Without the images, write out the whole listing exactly.

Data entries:
——

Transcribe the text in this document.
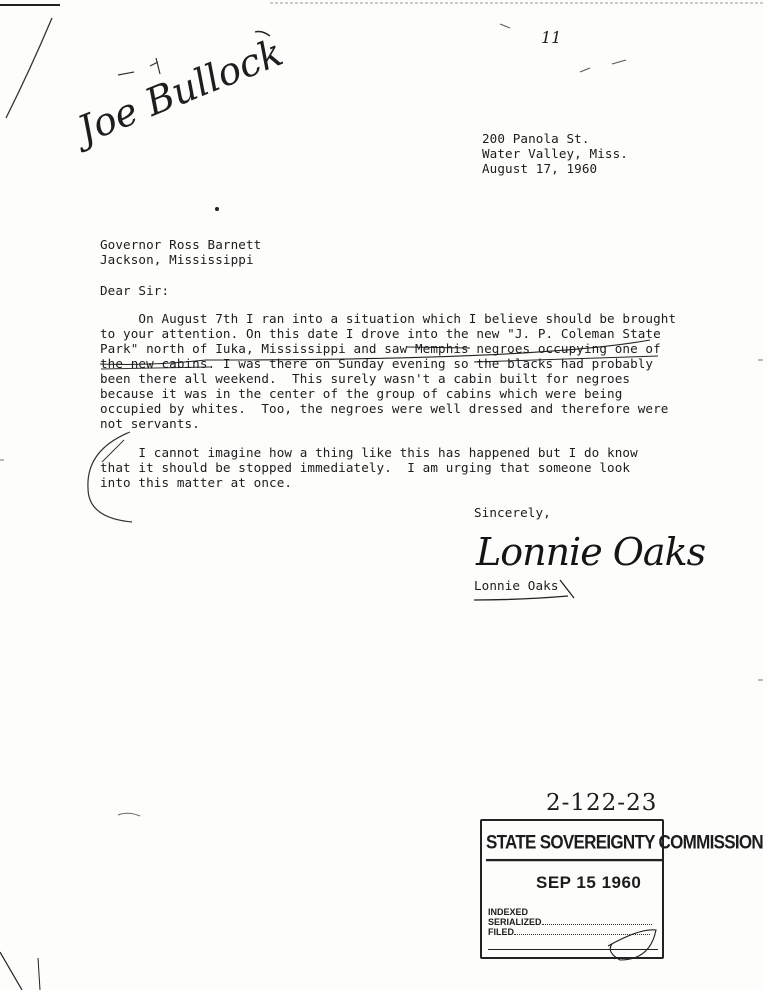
Joe Bullock	11
2-122-23
200 Panola St.
Water Valley, Miss.
August 17, 1960
Governor Ross Barnett
Jackson, Mississippi
Dear Sir:
On August 7th I ran into a situation which I believe should be brought
to your attention. On this date I drove into the new "J. P. Coleman State
Park" north of Iuka, Mississippi and saw Memphis negroes occupying one of
the new cabins. I was there on Sunday evening so the blacks had probably
been there all weekend.  This surely wasn't a cabin built for negroes
because it was in the center of the group of cabins which were being
occupied by whites.  Too, the negroes were well dressed and therefore were
not servants.
I cannot imagine how a thing like this has happened but I do know
that it should be stopped immediately.  I am urging that someone look
into this matter at once.
Sincerely,
Lonnie Oaks
Lonnie Oaks
STATE SOVEREIGNTY COMMISSION
SEP 15 1960
INDEXED
SERIALIZED
FILED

——

#### [FINISHED EXERCISE]
Transcribe the text in this document.
Joe Bullock	11
2-122-23
200 Panola St.
Water Valley, Miss.
August 17, 1960
Governor Ross Barnett
Jackson, Mississippi
Dear Sir:
On August 7th I ran into a situation which I believe should be brought
to your attention. On this date I drove into the new "J. P. Coleman State
Park" north of Iuka, Mississippi and saw Memphis negroes occupying one of
the new cabins. I was there on Sunday evening so the blacks had probably
been there all weekend.  This surely wasn't a cabin built for negroes
because it was in the center of the group of cabins which were being
occupied by whites.  Too, the negroes were well dressed and therefore were
not servants.
I cannot imagine how a thing like this has happened but I do know
that it should be stopped immediately.  I am urging that someone look
into this matter at once.
Sincerely,
Lonnie Oaks
Lonnie Oaks
STATE SOVEREIGNTY COMMISSION
SEP 15 1960
INDEXED
SERIALIZED
FILED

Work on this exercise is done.